▶ [Supplied material]
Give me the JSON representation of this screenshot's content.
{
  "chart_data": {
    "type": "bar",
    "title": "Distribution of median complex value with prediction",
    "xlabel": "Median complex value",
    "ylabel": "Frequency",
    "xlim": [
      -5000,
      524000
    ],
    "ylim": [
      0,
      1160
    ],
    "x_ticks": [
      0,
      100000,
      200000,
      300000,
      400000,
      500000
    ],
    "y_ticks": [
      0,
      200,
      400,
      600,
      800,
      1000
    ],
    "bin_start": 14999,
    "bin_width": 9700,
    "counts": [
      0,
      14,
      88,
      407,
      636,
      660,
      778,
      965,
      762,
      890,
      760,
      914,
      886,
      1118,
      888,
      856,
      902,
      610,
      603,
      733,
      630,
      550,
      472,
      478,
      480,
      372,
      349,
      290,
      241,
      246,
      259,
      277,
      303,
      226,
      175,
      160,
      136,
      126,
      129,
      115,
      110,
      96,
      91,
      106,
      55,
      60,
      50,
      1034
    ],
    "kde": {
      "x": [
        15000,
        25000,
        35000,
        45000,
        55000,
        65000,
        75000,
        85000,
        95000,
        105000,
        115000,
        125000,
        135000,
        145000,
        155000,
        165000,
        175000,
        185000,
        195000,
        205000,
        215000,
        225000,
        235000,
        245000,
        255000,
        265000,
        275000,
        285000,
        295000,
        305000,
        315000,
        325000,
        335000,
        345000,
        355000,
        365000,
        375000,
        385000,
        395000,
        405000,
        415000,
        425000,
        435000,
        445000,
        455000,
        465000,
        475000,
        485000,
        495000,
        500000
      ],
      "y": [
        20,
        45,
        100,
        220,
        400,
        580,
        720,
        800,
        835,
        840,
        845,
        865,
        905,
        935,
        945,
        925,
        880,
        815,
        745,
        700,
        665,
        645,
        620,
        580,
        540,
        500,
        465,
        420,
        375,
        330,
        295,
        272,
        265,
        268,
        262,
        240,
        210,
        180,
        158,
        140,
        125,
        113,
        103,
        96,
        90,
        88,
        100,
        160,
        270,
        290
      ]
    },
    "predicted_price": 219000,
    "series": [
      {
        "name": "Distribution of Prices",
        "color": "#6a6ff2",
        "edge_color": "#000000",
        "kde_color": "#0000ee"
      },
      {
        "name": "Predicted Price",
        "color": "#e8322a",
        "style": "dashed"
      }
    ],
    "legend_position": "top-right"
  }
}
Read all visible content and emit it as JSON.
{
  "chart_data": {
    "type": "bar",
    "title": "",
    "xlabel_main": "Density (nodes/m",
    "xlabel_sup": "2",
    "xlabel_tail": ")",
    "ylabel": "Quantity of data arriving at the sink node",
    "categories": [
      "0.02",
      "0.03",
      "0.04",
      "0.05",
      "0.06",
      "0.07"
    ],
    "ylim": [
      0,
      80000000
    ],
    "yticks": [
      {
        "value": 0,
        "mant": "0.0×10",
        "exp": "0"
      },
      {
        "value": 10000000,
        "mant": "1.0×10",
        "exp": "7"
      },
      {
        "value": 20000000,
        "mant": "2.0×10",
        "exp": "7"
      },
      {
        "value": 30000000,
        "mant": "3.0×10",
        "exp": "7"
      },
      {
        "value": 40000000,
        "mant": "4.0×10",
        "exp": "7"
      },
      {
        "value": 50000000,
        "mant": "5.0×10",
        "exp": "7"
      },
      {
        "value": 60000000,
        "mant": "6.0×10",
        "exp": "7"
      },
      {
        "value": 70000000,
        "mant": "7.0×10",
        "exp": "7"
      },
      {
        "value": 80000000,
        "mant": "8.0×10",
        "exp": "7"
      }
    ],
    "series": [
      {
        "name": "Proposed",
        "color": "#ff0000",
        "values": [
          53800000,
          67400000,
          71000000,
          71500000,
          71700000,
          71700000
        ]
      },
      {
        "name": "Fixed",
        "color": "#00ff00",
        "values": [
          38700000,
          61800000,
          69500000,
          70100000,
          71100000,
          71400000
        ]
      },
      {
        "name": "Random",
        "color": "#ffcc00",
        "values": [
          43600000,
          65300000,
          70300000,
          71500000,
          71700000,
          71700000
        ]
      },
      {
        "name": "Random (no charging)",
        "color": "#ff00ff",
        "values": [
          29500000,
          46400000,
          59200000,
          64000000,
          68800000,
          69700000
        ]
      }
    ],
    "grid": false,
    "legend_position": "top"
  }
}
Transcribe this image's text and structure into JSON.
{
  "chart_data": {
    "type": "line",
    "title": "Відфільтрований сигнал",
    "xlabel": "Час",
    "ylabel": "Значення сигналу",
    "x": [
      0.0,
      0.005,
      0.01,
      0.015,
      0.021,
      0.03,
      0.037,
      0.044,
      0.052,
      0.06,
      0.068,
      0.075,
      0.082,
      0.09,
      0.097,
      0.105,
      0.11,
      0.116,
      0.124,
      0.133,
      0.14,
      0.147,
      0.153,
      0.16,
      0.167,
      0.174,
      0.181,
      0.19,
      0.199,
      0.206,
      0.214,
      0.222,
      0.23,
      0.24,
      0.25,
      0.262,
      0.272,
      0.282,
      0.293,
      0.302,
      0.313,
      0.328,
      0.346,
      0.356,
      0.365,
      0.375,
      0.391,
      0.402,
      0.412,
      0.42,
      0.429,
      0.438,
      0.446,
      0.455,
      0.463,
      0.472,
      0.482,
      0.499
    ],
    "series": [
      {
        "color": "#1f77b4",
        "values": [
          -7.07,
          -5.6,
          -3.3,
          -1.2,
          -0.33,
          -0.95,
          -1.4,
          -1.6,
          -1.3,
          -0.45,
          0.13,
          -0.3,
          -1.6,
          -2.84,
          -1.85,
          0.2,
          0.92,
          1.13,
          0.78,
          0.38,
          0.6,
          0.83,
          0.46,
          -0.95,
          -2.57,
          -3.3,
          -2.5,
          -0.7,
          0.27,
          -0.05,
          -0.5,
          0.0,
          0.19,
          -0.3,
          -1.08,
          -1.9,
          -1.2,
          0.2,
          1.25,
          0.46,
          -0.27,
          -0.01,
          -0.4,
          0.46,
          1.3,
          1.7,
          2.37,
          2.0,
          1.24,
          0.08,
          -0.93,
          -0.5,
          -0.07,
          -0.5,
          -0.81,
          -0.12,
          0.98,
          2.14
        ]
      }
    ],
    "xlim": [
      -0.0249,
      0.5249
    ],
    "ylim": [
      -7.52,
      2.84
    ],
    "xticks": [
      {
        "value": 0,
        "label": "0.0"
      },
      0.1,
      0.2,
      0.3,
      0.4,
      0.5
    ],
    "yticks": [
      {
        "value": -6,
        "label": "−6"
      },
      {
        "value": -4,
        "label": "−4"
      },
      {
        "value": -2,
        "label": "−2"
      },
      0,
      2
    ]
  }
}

▶ [Your task] Give back the whole listing, word for word.

▶ [Problem solution]
Give me the JSON representation of this screenshot's content.
{
  "chart_data": {
    "type": "bar",
    "title": "Distribution of median complex value with prediction",
    "xlabel": "Median complex value",
    "ylabel": "Frequency",
    "xlim": [
      -5000,
      524000
    ],
    "ylim": [
      0,
      1160
    ],
    "x_ticks": [
      0,
      100000,
      200000,
      300000,
      400000,
      500000
    ],
    "y_ticks": [
      0,
      200,
      400,
      600,
      800,
      1000
    ],
    "bin_start": 14999,
    "bin_width": 9700,
    "counts": [
      0,
      14,
      88,
      407,
      636,
      660,
      778,
      965,
      762,
      890,
      760,
      914,
      886,
      1118,
      888,
      856,
      902,
      610,
      603,
      733,
      630,
      550,
      472,
      478,
      480,
      372,
      349,
      290,
      241,
      246,
      259,
      277,
      303,
      226,
      175,
      160,
      136,
      126,
      129,
      115,
      110,
      96,
      91,
      106,
      55,
      60,
      50,
      1034
    ],
    "kde": {
      "x": [
        15000,
        25000,
        35000,
        45000,
        55000,
        65000,
        75000,
        85000,
        95000,
        105000,
        115000,
        125000,
        135000,
        145000,
        155000,
        165000,
        175000,
        185000,
        195000,
        205000,
        215000,
        225000,
        235000,
        245000,
        255000,
        265000,
        275000,
        285000,
        295000,
        305000,
        315000,
        325000,
        335000,
        345000,
        355000,
        365000,
        375000,
        385000,
        395000,
        405000,
        415000,
        425000,
        435000,
        445000,
        455000,
        465000,
        475000,
        485000,
        495000,
        500000
      ],
      "y": [
        20,
        45,
        100,
        220,
        400,
        580,
        720,
        800,
        835,
        840,
        845,
        865,
        905,
        935,
        945,
        925,
        880,
        815,
        745,
        700,
        665,
        645,
        620,
        580,
        540,
        500,
        465,
        420,
        375,
        330,
        295,
        272,
        265,
        268,
        262,
        240,
        210,
        180,
        158,
        140,
        125,
        113,
        103,
        96,
        90,
        88,
        100,
        160,
        270,
        290
      ]
    },
    "predicted_price": 219000,
    "series": [
      {
        "name": "Distribution of Prices",
        "color": "#6a6ff2",
        "edge_color": "#000000",
        "kde_color": "#0000ee"
      },
      {
        "name": "Predicted Price",
        "color": "#e8322a",
        "style": "dashed"
      }
    ],
    "legend_position": "top-right"
  }
}
Read all visible content and emit it as JSON.
{
  "chart_data": {
    "type": "bar",
    "title": "",
    "xlabel_main": "Density (nodes/m",
    "xlabel_sup": "2",
    "xlabel_tail": ")",
    "ylabel": "Quantity of data arriving at the sink node",
    "categories": [
      "0.02",
      "0.03",
      "0.04",
      "0.05",
      "0.06",
      "0.07"
    ],
    "ylim": [
      0,
      80000000
    ],
    "yticks": [
      {
        "value": 0,
        "mant": "0.0×10",
        "exp": "0"
      },
      {
        "value": 10000000,
        "mant": "1.0×10",
        "exp": "7"
      },
      {
        "value": 20000000,
        "mant": "2.0×10",
        "exp": "7"
      },
      {
        "value": 30000000,
        "mant": "3.0×10",
        "exp": "7"
      },
      {
        "value": 40000000,
        "mant": "4.0×10",
        "exp": "7"
      },
      {
        "value": 50000000,
        "mant": "5.0×10",
        "exp": "7"
      },
      {
        "value": 60000000,
        "mant": "6.0×10",
        "exp": "7"
      },
      {
        "value": 70000000,
        "mant": "7.0×10",
        "exp": "7"
      },
      {
        "value": 80000000,
        "mant": "8.0×10",
        "exp": "7"
      }
    ],
    "series": [
      {
        "name": "Proposed",
        "color": "#ff0000",
        "values": [
          53800000,
          67400000,
          71000000,
          71500000,
          71700000,
          71700000
        ]
      },
      {
        "name": "Fixed",
        "color": "#00ff00",
        "values": [
          38700000,
          61800000,
          69500000,
          70100000,
          71100000,
          71400000
        ]
      },
      {
        "name": "Random",
        "color": "#ffcc00",
        "values": [
          43600000,
          65300000,
          70300000,
          71500000,
          71700000,
          71700000
        ]
      },
      {
        "name": "Random (no charging)",
        "color": "#ff00ff",
        "values": [
          29500000,
          46400000,
          59200000,
          64000000,
          68800000,
          69700000
        ]
      }
    ],
    "grid": false,
    "legend_position": "top"
  }
}
Transcribe this image's text and structure into JSON.
{
  "chart_data": {
    "type": "line",
    "title": "Відфільтрований сигнал",
    "xlabel": "Час",
    "ylabel": "Значення сигналу",
    "x": [
      0.0,
      0.005,
      0.01,
      0.015,
      0.021,
      0.03,
      0.037,
      0.044,
      0.052,
      0.06,
      0.068,
      0.075,
      0.082,
      0.09,
      0.097,
      0.105,
      0.11,
      0.116,
      0.124,
      0.133,
      0.14,
      0.147,
      0.153,
      0.16,
      0.167,
      0.174,
      0.181,
      0.19,
      0.199,
      0.206,
      0.214,
      0.222,
      0.23,
      0.24,
      0.25,
      0.262,
      0.272,
      0.282,
      0.293,
      0.302,
      0.313,
      0.328,
      0.346,
      0.356,
      0.365,
      0.375,
      0.391,
      0.402,
      0.412,
      0.42,
      0.429,
      0.438,
      0.446,
      0.455,
      0.463,
      0.472,
      0.482,
      0.499
    ],
    "series": [
      {
        "color": "#1f77b4",
        "values": [
          -7.07,
          -5.6,
          -3.3,
          -1.2,
          -0.33,
          -0.95,
          -1.4,
          -1.6,
          -1.3,
          -0.45,
          0.13,
          -0.3,
          -1.6,
          -2.84,
          -1.85,
          0.2,
          0.92,
          1.13,
          0.78,
          0.38,
          0.6,
          0.83,
          0.46,
          -0.95,
          -2.57,
          -3.3,
          -2.5,
          -0.7,
          0.27,
          -0.05,
          -0.5,
          0.0,
          0.19,
          -0.3,
          -1.08,
          -1.9,
          -1.2,
          0.2,
          1.25,
          0.46,
          -0.27,
          -0.01,
          -0.4,
          0.46,
          1.3,
          1.7,
          2.37,
          2.0,
          1.24,
          0.08,
          -0.93,
          -0.5,
          -0.07,
          -0.5,
          -0.81,
          -0.12,
          0.98,
          2.14
        ]
      }
    ],
    "xlim": [
      -0.0249,
      0.5249
    ],
    "ylim": [
      -7.52,
      2.84
    ],
    "xticks": [
      {
        "value": 0,
        "label": "0.0"
      },
      0.1,
      0.2,
      0.3,
      0.4,
      0.5
    ],
    "yticks": [
      {
        "value": -6,
        "label": "−6"
      },
      {
        "value": -4,
        "label": "−4"
      },
      {
        "value": -2,
        "label": "−2"
      },
      0,
      2
    ]
  }
}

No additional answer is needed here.